Material provided:

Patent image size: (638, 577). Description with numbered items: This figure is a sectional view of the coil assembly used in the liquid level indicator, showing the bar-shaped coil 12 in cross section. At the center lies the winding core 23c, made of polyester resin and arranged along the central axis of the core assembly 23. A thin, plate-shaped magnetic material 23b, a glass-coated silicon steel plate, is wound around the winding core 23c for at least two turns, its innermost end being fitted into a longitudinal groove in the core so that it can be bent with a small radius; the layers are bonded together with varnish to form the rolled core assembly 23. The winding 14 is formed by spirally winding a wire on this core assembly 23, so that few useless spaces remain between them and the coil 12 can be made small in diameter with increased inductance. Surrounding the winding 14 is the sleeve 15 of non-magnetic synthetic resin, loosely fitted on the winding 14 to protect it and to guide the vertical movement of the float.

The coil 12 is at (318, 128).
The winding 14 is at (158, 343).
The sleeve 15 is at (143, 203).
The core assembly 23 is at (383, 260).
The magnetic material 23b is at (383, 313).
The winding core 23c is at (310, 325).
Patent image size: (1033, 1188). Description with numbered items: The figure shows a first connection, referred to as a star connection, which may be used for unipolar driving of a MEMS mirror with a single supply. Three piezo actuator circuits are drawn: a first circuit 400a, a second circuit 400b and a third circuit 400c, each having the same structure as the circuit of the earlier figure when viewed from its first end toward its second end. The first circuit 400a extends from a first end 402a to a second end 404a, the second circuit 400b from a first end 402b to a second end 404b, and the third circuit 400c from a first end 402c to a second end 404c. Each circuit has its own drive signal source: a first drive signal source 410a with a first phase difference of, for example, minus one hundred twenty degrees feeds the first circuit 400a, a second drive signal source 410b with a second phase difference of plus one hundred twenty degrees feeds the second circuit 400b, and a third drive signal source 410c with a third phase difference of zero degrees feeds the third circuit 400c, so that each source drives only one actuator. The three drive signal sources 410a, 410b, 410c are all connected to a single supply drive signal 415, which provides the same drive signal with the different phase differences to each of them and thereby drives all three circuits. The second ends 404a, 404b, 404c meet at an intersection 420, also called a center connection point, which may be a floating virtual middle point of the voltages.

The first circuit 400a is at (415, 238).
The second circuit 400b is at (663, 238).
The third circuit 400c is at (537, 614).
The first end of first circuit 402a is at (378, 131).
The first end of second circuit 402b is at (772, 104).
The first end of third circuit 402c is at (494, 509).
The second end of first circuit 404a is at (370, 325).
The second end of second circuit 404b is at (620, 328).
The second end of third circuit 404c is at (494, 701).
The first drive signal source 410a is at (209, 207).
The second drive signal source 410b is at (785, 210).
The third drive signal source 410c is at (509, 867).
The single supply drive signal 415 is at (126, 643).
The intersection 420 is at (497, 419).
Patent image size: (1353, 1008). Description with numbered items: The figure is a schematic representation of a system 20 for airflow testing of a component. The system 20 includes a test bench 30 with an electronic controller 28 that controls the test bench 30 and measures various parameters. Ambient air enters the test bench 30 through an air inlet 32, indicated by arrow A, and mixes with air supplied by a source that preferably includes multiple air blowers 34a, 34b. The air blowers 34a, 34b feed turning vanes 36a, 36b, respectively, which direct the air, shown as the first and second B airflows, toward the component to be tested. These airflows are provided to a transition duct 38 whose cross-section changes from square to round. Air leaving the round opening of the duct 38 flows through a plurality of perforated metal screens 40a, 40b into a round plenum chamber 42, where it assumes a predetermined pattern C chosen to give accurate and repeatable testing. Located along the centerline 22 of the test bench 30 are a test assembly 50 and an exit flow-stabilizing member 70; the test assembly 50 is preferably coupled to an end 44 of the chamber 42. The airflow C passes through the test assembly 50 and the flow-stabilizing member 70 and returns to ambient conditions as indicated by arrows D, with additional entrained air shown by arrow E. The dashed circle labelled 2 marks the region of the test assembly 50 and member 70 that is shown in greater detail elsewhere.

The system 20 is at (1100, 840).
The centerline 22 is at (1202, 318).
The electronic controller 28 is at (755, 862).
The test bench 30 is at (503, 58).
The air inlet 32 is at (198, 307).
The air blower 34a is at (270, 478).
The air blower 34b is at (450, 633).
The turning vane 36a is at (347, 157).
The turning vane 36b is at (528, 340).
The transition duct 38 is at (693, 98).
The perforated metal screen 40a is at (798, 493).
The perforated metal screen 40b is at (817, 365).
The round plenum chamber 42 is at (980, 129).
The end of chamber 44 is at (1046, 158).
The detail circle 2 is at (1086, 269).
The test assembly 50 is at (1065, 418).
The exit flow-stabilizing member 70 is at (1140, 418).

Task to carry out: Recast all of the entries above as a two-column CSV with the headers description and positions, with one row per entry. Put each entry's text and its answer each in one quoted field, with line breaks replaced by spaces.

Right answer:
description,positions
"Patent image size: (638, 577). Description with numbered items: This figure is a sectional view of the coil assembly used in the liquid level indicator, showing the bar-shaped coil 12 in cross section. At the center lies the winding core 23c, made of polyester resin and arranged along the central axis of the core assembly 23. A thin, plate-shaped magnetic material 23b, a glass-coated silicon steel plate, is wound around the winding core 23c for at least two turns, its innermost end being fitted into a longitudinal groove in the core so that it can be bent with a small radius; the layers are bonded together with varnish to form the rolled core assembly 23. The winding 14 is formed by spirally winding a wire on this core assembly 23, so that few useless spaces remain between them and the coil 12 can be made small in diameter with increased inductance. Surrounding the winding 14 is the sleeve 15 of non-magnetic synthetic resin, loosely fitted on the winding 14 to protect it and to guide the vertical movement of the float.","The coil 12 is at (318, 128). The winding 14 is at (158, 343). The sleeve 15 is at (143, 203). The core assembly 23 is at (383, 260). The magnetic material 23b is at (383, 313). The winding core 23c is at (310, 325)."
"Patent image size: (1033, 1188). Description with numbered items: The figure shows a first connection, referred to as a star connection, which may be used for unipolar driving of a MEMS mirror with a single supply. Three piezo actuator circuits are drawn: a first circuit 400a, a second circuit 400b and a third circuit 400c, each having the same structure as the circuit of the earlier figure when viewed from its first end toward its second end. The first circuit 400a extends from a first end 402a to a second end 404a, the second circuit 400b from a first end 402b to a second end 404b, and the third circuit 400c from a first end 402c to a second end 404c. Each circuit has its own drive signal source: a first drive signal source 410a with a first phase difference of, for example, minus one hundred twenty degrees feeds the first circuit 400a, a second drive signal source 410b with a second phase difference of plus one hundred twenty degrees feeds the second circuit 400b, and a third drive signal source 410c with a third phase difference of zero degrees feeds the third circuit 400c, so that each source drives only one actuator. The three drive signal sources 410a, 410b, 410c are all connected to a single supply drive signal 415, which provides the same drive signal with the different phase differences to each of them and thereby drives all three circuits. The second ends 404a, 404b, 404c meet at an intersection 420, also called a center connection point, which may be a floating virtual middle point of the voltages.","The first circuit 400a is at (415, 238). The second circuit 400b is at (663, 238). The third circuit 400c is at (537, 614). The first end of first circuit 402a is at (378, 131). The first end of second circuit 402b is at (772, 104). The first end of third circuit 402c is at (494, 509). The second end of first circuit 404a is at (370, 325). The second end of second circuit 404b is at (620, 328). The second end of third circuit 404c is at (494, 701). The first drive signal source 410a is at (209, 207). The second drive signal source 410b is at (785, 210). The third drive signal source 410c is at (509, 867). The single supply drive signal 415 is at (126, 643). The intersection 420 is at (497, 419)."
"Patent image size: (1353, 1008). Description with numbered items: The figure is a schematic representation of a system 20 for airflow testing of a component. The system 20 includes a test bench 30 with an electronic controller 28 that controls the test bench 30 and measures various parameters. Ambient air enters the test bench 30 through an air inlet 32, indicated by arrow A, and mixes with air supplied by a source that preferably includes multiple air blowers 34a, 34b. The air blowers 34a, 34b feed turning vanes 36a, 36b, respectively, which direct the air, shown as the first and second B airflows, toward the component to be tested. These airflows are provided to a transition duct 38 whose cross-section changes from square to round. Air leaving the round opening of the duct 38 flows through a plurality of perforated metal screens 40a, 40b into a round plenum chamber 42, where it assumes a predetermined pattern C chosen to give accurate and repeatable testing. Located along the centerline 22 of the test bench 30 are a test assembly 50 and an exit flow-stabilizing member 70; the test assembly 50 is preferably coupled to an end 44 of the chamber 42. The airflow C passes through the test assembly 50 and the flow-stabilizing member 70 and returns to ambient conditions as indicated by arrows D, with additional entrained air shown by arrow E. The dashed circle labelled 2 marks the region of the test assembly 50 and member 70 that is shown in greater detail elsewhere.","The system 20 is at (1100, 840). The centerline 22 is at (1202, 318). The electronic controller 28 is at (755, 862). The test bench 30 is at (503, 58). The air inlet 32 is at (198, 307). The air blower 34a is at (270, 478). The air blower 34b is at (450, 633). The turning vane 36a is at (347, 157). The turning vane 36b is at (528, 340). The transition duct 38 is at (693, 98). The perforated metal screen 40a is at (798, 493). The perforated metal screen 40b is at (817, 365). The round plenum chamber 42 is at (980, 129). The end of chamber 44 is at (1046, 158). The detail circle 2 is at (1086, 269). The test assembly 50 is at (1065, 418). The exit flow-stabilizing member 70 is at (1140, 418)."